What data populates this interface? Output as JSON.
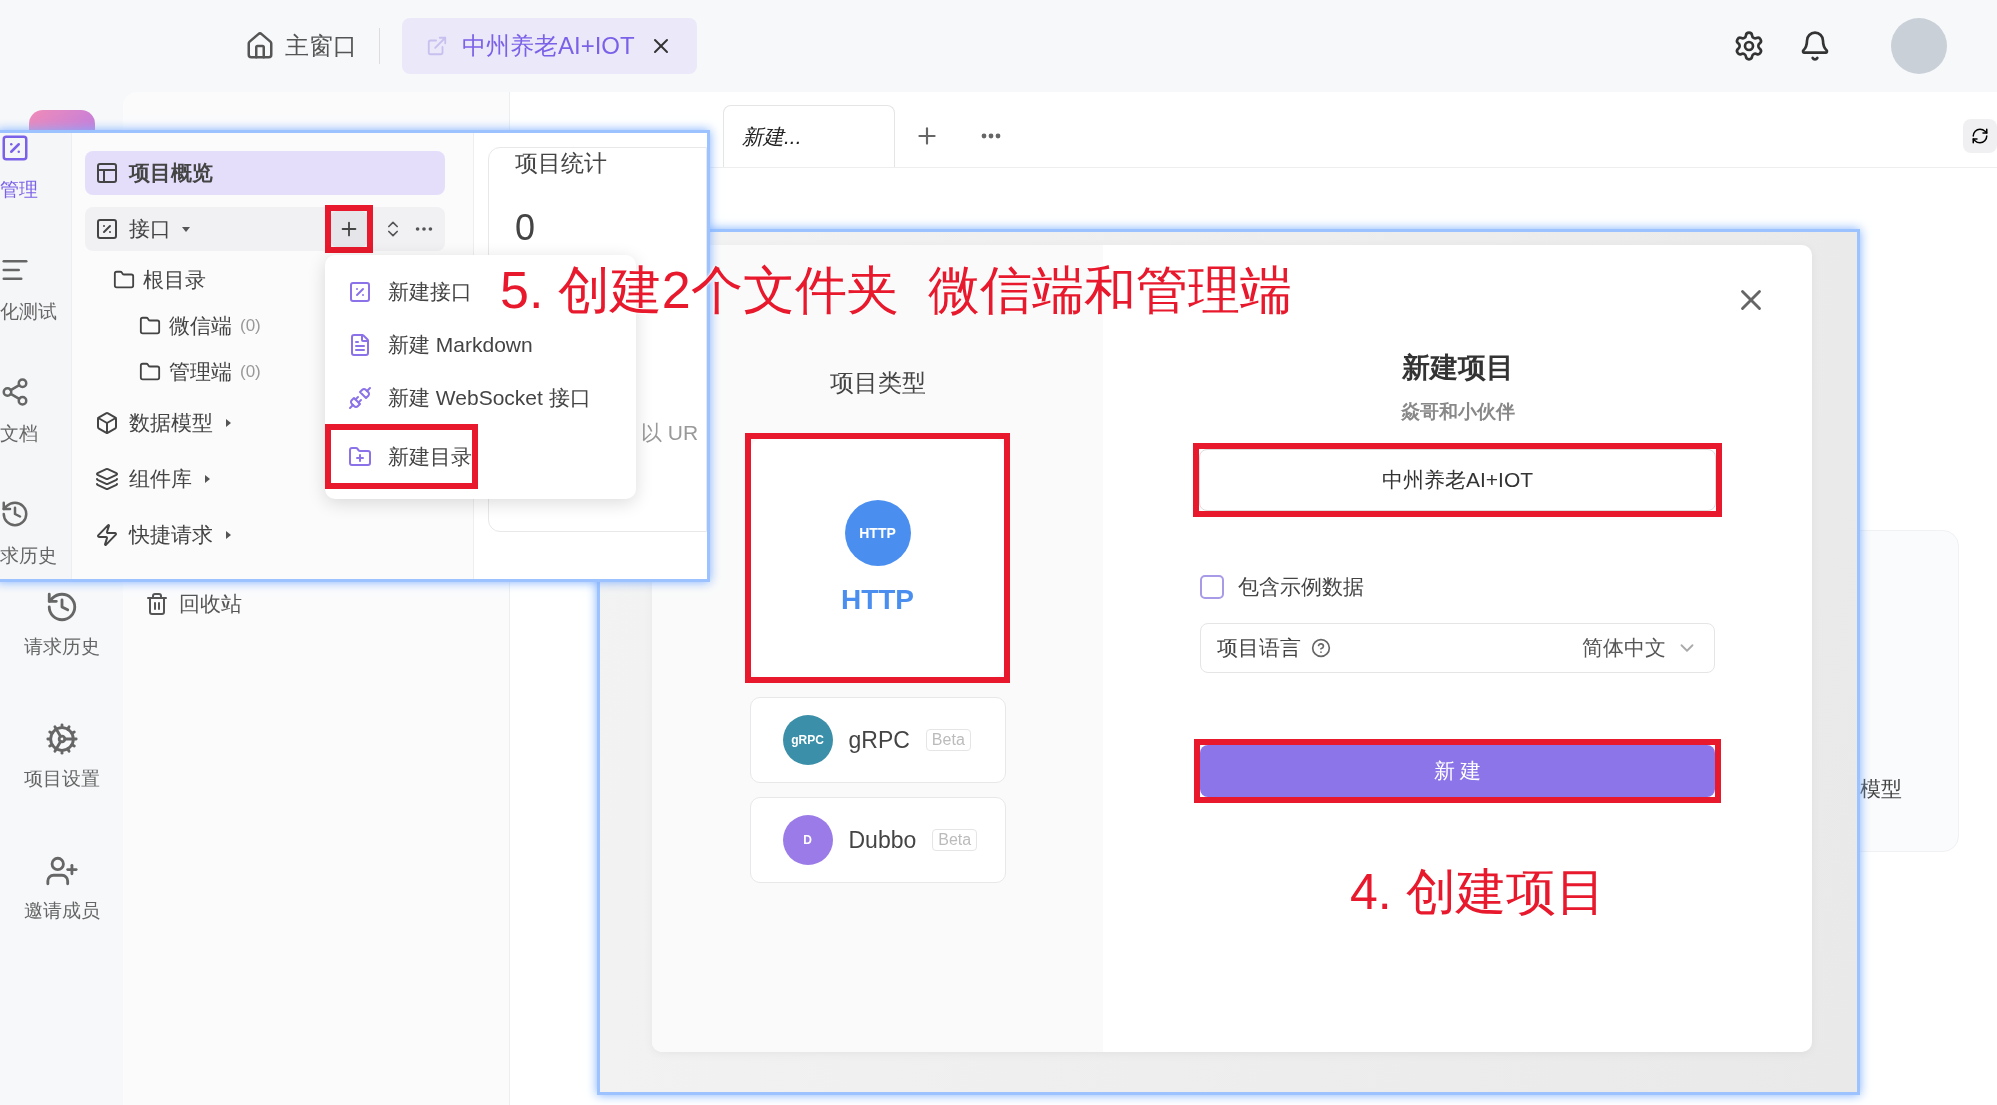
{
  "top_bar": {
    "home": "主窗口",
    "tabs": [
      {
        "label": "中州养老AI+IOT",
        "selected": true
      }
    ]
  },
  "rail": [
    {
      "kind": "history",
      "label": "请求历史",
      "selected": false
    },
    {
      "kind": "settings",
      "label": "项目设置",
      "selected": false
    },
    {
      "kind": "invite",
      "label": "邀请成员",
      "selected": false
    }
  ],
  "sidebar": [
    {
      "label": "回收站"
    }
  ],
  "tabs": [
    {
      "label": "新建...",
      "selected": true
    }
  ],
  "model_card": {
    "label": "模型"
  },
  "api_screenshot": {
    "rail": [
      {
        "kind": "api",
        "label": "管理",
        "selected": true
      },
      {
        "kind": "test",
        "label": "化测试",
        "selected": false
      },
      {
        "kind": "docs",
        "label": "文档",
        "selected": false
      },
      {
        "kind": "history",
        "label": "求历史",
        "selected": false
      }
    ],
    "tree": [
      {
        "kind": "overview",
        "label": "项目概览",
        "selected": true
      },
      {
        "kind": "api",
        "label": "接口",
        "selected": false,
        "expanded": true,
        "children": [
          {
            "label": "根目录",
            "children": [
              {
                "label": "微信端",
                "count": "(0)"
              },
              {
                "label": "管理端",
                "count": "(0)"
              }
            ]
          }
        ]
      },
      {
        "kind": "models",
        "label": "数据模型",
        "selected": false,
        "expanded": false
      },
      {
        "kind": "components",
        "label": "组件库",
        "selected": false,
        "expanded": false
      },
      {
        "kind": "quick",
        "label": "快捷请求",
        "selected": false,
        "expanded": false
      }
    ],
    "add_button": {
      "boxed": true
    },
    "menu": [
      {
        "kind": "api",
        "label": "新建接口",
        "boxed": false
      },
      {
        "kind": "markdown",
        "label": "新建 Markdown",
        "boxed": false
      },
      {
        "kind": "websocket",
        "label": "新建 WebSocket 接口",
        "boxed": false
      },
      {
        "kind": "folder",
        "label": "新建目录",
        "boxed": true
      }
    ],
    "stats": {
      "title": "项目统计",
      "value": "0",
      "note": "以 UR"
    }
  },
  "project_dialog": {
    "types_title": "项目类型",
    "types": [
      {
        "kind": "http",
        "icon_text": "HTTP",
        "label": "HTTP",
        "selected": true,
        "boxed": true
      },
      {
        "kind": "grpc",
        "icon_text": "gRPC",
        "label": "gRPC",
        "badge": "Beta",
        "selected": false,
        "boxed": false
      },
      {
        "kind": "dubbo",
        "icon_text": "D",
        "label": "Dubbo",
        "badge": "Beta",
        "selected": false,
        "boxed": false
      }
    ],
    "title": "新建项目",
    "subtitle": "焱哥和小伙伴",
    "name_field": {
      "value": "中州养老AI+IOT",
      "boxed": true
    },
    "sample_data": {
      "label": "包含示例数据",
      "checked": false
    },
    "language": {
      "label": "项目语言",
      "value": "简体中文"
    },
    "create_button": {
      "label": "新 建",
      "boxed": true
    }
  },
  "annotations": [
    {
      "text": "5. 创建2个文件夹  微信端和管理端"
    },
    {
      "text": "4. 创建项目"
    }
  ]
}
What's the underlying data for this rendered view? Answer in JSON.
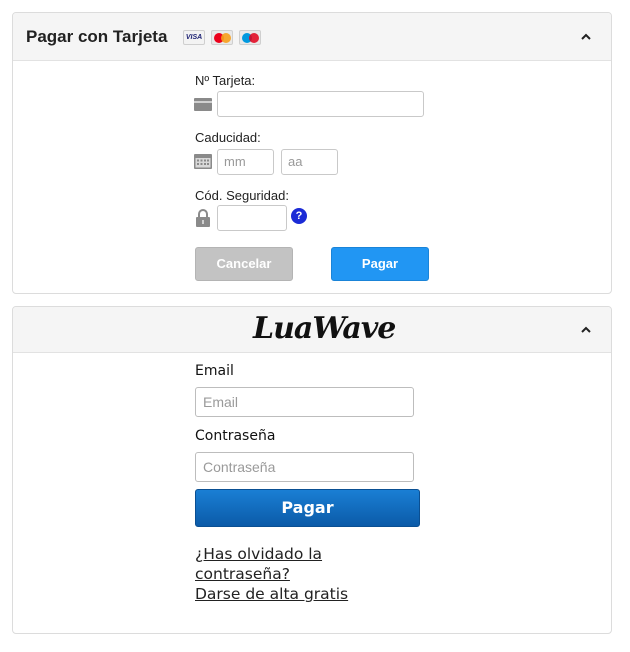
{
  "card_panel": {
    "title": "Pagar con Tarjeta",
    "brands": [
      "VISA",
      "MasterCard",
      "Maestro"
    ],
    "card_number_label": "Nº Tarjeta:",
    "card_number_value": "",
    "expiry_label": "Caducidad:",
    "month_placeholder": "mm",
    "year_placeholder": "aa",
    "cvv_label": "Cód. Seguridad:",
    "cvv_value": "",
    "help_icon_text": "?",
    "cancel_label": "Cancelar",
    "pay_label": "Pagar"
  },
  "wallet_panel": {
    "logo_text": "LuaWave",
    "email_label": "Email",
    "email_placeholder": "Email",
    "password_label": "Contraseña",
    "password_placeholder": "Contraseña",
    "pay_label": "Pagar",
    "forgot_line1": "¿Has olvidado la",
    "forgot_line2": "contraseña?",
    "signup_label": "Darse de alta gratis"
  },
  "colors": {
    "pay_blue": "#2196f3",
    "pay_dark_blue": "#0b5ba8",
    "cancel_gray": "#c3c3c3",
    "help_blue": "#1b2bd6"
  },
  "icons": [
    "chevron-up-icon",
    "credit-card-icon",
    "calendar-icon",
    "lock-icon",
    "help-icon"
  ]
}
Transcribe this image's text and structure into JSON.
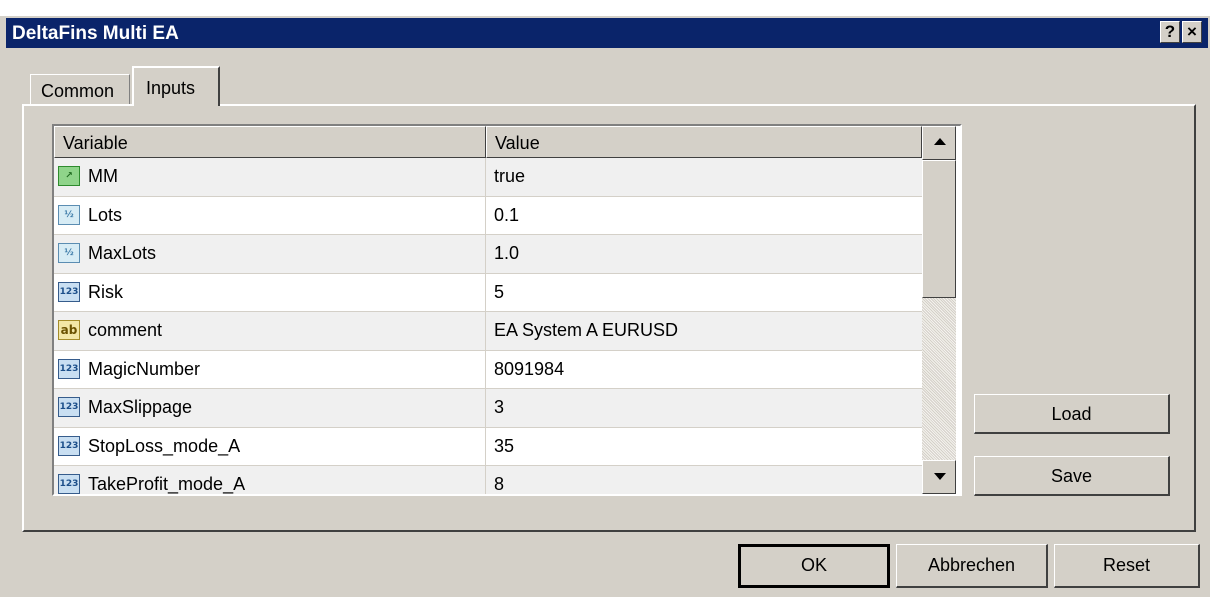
{
  "window": {
    "title": "DeltaFins Multi EA",
    "help_button": "?",
    "close_button": "×"
  },
  "tabs": [
    {
      "label": "Common",
      "active": false
    },
    {
      "label": "Inputs",
      "active": true
    }
  ],
  "table": {
    "columns": [
      "Variable",
      "Value"
    ],
    "rows": [
      {
        "variable": "MM",
        "value": "true",
        "type_icon": "bool-icon",
        "icon_glyph": "↗"
      },
      {
        "variable": "Lots",
        "value": "0.1",
        "type_icon": "double-icon",
        "icon_glyph": "½"
      },
      {
        "variable": "MaxLots",
        "value": "1.0",
        "type_icon": "double-icon",
        "icon_glyph": "½"
      },
      {
        "variable": "Risk",
        "value": "5",
        "type_icon": "int-icon",
        "icon_glyph": "123"
      },
      {
        "variable": "comment",
        "value": "EA System A EURUSD",
        "type_icon": "string-icon",
        "icon_glyph": "ab"
      },
      {
        "variable": "MagicNumber",
        "value": "8091984",
        "type_icon": "int-icon",
        "icon_glyph": "123"
      },
      {
        "variable": "MaxSlippage",
        "value": "3",
        "type_icon": "int-icon",
        "icon_glyph": "123"
      },
      {
        "variable": "StopLoss_mode_A",
        "value": "35",
        "type_icon": "int-icon",
        "icon_glyph": "123"
      },
      {
        "variable": "TakeProfit_mode_A",
        "value": "8",
        "type_icon": "int-icon",
        "icon_glyph": "123"
      }
    ]
  },
  "buttons": {
    "load": "Load",
    "save": "Save",
    "ok": "OK",
    "cancel": "Abbrechen",
    "reset": "Reset"
  }
}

= = = =

Exercise description –
Output the records above exactly; leave out the pictures.

Task result –
What data populates this interface? Output as JSON.
{
  "top_bar": {
    "home": "主窗口",
    "tabs": [
      {
        "label": "中州养老AI+IOT",
        "selected": true
      }
    ]
  },
  "rail": [
    {
      "kind": "history",
      "label": "请求历史",
      "selected": false
    },
    {
      "kind": "settings",
      "label": "项目设置",
      "selected": false
    },
    {
      "kind": "invite",
      "label": "邀请成员",
      "selected": false
    }
  ],
  "sidebar": [
    {
      "label": "回收站"
    }
  ],
  "tabs": [
    {
      "label": "新建...",
      "selected": true
    }
  ],
  "model_card": {
    "label": "模型"
  },
  "api_screenshot": {
    "rail": [
      {
        "kind": "api",
        "label": "管理",
        "selected": true
      },
      {
        "kind": "test",
        "label": "化测试",
        "selected": false
      },
      {
        "kind": "docs",
        "label": "文档",
        "selected": false
      },
      {
        "kind": "history",
        "label": "求历史",
        "selected": false
      }
    ],
    "tree": [
      {
        "kind": "overview",
        "label": "项目概览",
        "selected": true
      },
      {
        "kind": "api",
        "label": "接口",
        "selected": false,
        "expanded": true,
        "children": [
          {
            "label": "根目录",
            "children": [
              {
                "label": "微信端",
                "count": "(0)"
              },
              {
                "label": "管理端",
                "count": "(0)"
              }
            ]
          }
        ]
      },
      {
        "kind": "models",
        "label": "数据模型",
        "selected": false,
        "expanded": false
      },
      {
        "kind": "components",
        "label": "组件库",
        "selected": false,
        "expanded": false
      },
      {
        "kind": "quick",
        "label": "快捷请求",
        "selected": false,
        "expanded": false
      }
    ],
    "add_button": {
      "boxed": true
    },
    "menu": [
      {
        "kind": "api",
        "label": "新建接口",
        "boxed": false
      },
      {
        "kind": "markdown",
        "label": "新建 Markdown",
        "boxed": false
      },
      {
        "kind": "websocket",
        "label": "新建 WebSocket 接口",
        "boxed": false
      },
      {
        "kind": "folder",
        "label": "新建目录",
        "boxed": true
      }
    ],
    "stats": {
      "title": "项目统计",
      "value": "0",
      "note": "以 UR"
    }
  },
  "project_dialog": {
    "types_title": "项目类型",
    "types": [
      {
        "kind": "http",
        "icon_text": "HTTP",
        "label": "HTTP",
        "selected": true,
        "boxed": true
      },
      {
        "kind": "grpc",
        "icon_text": "gRPC",
        "label": "gRPC",
        "badge": "Beta",
        "selected": false,
        "boxed": false
      },
      {
        "kind": "dubbo",
        "icon_text": "D",
        "label": "Dubbo",
        "badge": "Beta",
        "selected": false,
        "boxed": false
      }
    ],
    "title": "新建项目",
    "subtitle": "焱哥和小伙伴",
    "name_field": {
      "value": "中州养老AI+IOT",
      "boxed": true
    },
    "sample_data": {
      "label": "包含示例数据",
      "checked": false
    },
    "language": {
      "label": "项目语言",
      "value": "简体中文"
    },
    "create_button": {
      "label": "新 建",
      "boxed": true
    }
  },
  "annotations": [
    {
      "text": "5. 创建2个文件夹  微信端和管理端"
    },
    {
      "text": "4. 创建项目"
    }
  ]
}
What's the underlying data for this rendered view? Answer in JSON.
{
  "card_panel": {
    "title": "Pagar con Tarjeta",
    "brands": [
      "VISA",
      "MasterCard",
      "Maestro"
    ],
    "card_number_label": "Nº Tarjeta:",
    "card_number_value": "",
    "expiry_label": "Caducidad:",
    "month_placeholder": "mm",
    "year_placeholder": "aa",
    "cvv_label": "Cód. Seguridad:",
    "cvv_value": "",
    "help_icon_text": "?",
    "cancel_label": "Cancelar",
    "pay_label": "Pagar"
  },
  "wallet_panel": {
    "logo_text": "LuaWave",
    "email_label": "Email",
    "email_placeholder": "Email",
    "password_label": "Contraseña",
    "password_placeholder": "Contraseña",
    "pay_label": "Pagar",
    "forgot_line1": "¿Has olvidado la",
    "forgot_line2": "contraseña?",
    "signup_label": "Darse de alta gratis"
  },
  "colors": {
    "pay_blue": "#2196f3",
    "pay_dark_blue": "#0b5ba8",
    "cancel_gray": "#c3c3c3",
    "help_blue": "#1b2bd6"
  },
  "icons": [
    "chevron-up-icon",
    "credit-card-icon",
    "calendar-icon",
    "lock-icon",
    "help-icon"
  ]
}
Transcribe this image's text and structure into JSON.
{
  "window": {
    "title": "DeltaFins Multi EA",
    "help_button": "?",
    "close_button": "×"
  },
  "tabs": [
    {
      "label": "Common",
      "active": false
    },
    {
      "label": "Inputs",
      "active": true
    }
  ],
  "table": {
    "columns": [
      "Variable",
      "Value"
    ],
    "rows": [
      {
        "variable": "MM",
        "value": "true",
        "type_icon": "bool-icon",
        "icon_glyph": "↗"
      },
      {
        "variable": "Lots",
        "value": "0.1",
        "type_icon": "double-icon",
        "icon_glyph": "½"
      },
      {
        "variable": "MaxLots",
        "value": "1.0",
        "type_icon": "double-icon",
        "icon_glyph": "½"
      },
      {
        "variable": "Risk",
        "value": "5",
        "type_icon": "int-icon",
        "icon_glyph": "123"
      },
      {
        "variable": "comment",
        "value": "EA System A EURUSD",
        "type_icon": "string-icon",
        "icon_glyph": "ab"
      },
      {
        "variable": "MagicNumber",
        "value": "8091984",
        "type_icon": "int-icon",
        "icon_glyph": "123"
      },
      {
        "variable": "MaxSlippage",
        "value": "3",
        "type_icon": "int-icon",
        "icon_glyph": "123"
      },
      {
        "variable": "StopLoss_mode_A",
        "value": "35",
        "type_icon": "int-icon",
        "icon_glyph": "123"
      },
      {
        "variable": "TakeProfit_mode_A",
        "value": "8",
        "type_icon": "int-icon",
        "icon_glyph": "123"
      }
    ]
  },
  "buttons": {
    "load": "Load",
    "save": "Save",
    "ok": "OK",
    "cancel": "Abbrechen",
    "reset": "Reset"
  }
}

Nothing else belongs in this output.